### Stored items
━━━━━━━━━━━━━━━━

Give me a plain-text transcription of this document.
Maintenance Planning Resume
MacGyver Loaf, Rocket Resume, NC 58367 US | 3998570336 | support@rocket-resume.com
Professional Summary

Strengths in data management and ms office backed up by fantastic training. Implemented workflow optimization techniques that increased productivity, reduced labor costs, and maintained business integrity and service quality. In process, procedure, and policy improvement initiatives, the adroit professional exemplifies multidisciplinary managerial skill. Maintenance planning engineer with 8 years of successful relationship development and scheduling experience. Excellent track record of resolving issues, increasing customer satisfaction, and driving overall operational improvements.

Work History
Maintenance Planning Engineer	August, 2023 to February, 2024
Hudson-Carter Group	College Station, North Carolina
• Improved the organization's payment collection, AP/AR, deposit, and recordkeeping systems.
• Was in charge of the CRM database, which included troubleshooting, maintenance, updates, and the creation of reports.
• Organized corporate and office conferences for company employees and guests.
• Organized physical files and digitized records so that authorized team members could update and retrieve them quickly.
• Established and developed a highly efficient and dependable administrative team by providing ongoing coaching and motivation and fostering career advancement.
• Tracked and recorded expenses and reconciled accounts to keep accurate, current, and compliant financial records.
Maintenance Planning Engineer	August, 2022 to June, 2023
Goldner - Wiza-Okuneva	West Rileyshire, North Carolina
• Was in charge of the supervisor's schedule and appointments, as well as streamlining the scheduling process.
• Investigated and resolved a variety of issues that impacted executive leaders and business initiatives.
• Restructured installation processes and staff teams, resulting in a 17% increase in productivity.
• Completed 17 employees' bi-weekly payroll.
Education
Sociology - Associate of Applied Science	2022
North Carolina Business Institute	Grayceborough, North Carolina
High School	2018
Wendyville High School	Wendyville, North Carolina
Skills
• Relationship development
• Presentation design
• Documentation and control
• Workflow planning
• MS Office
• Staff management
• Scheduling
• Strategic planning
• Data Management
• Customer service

━━━━━━━━━━━━━━━━

Within the records above, how many lines include the word "Carolina"? State the number by itself.

### TASK OUTPUT
4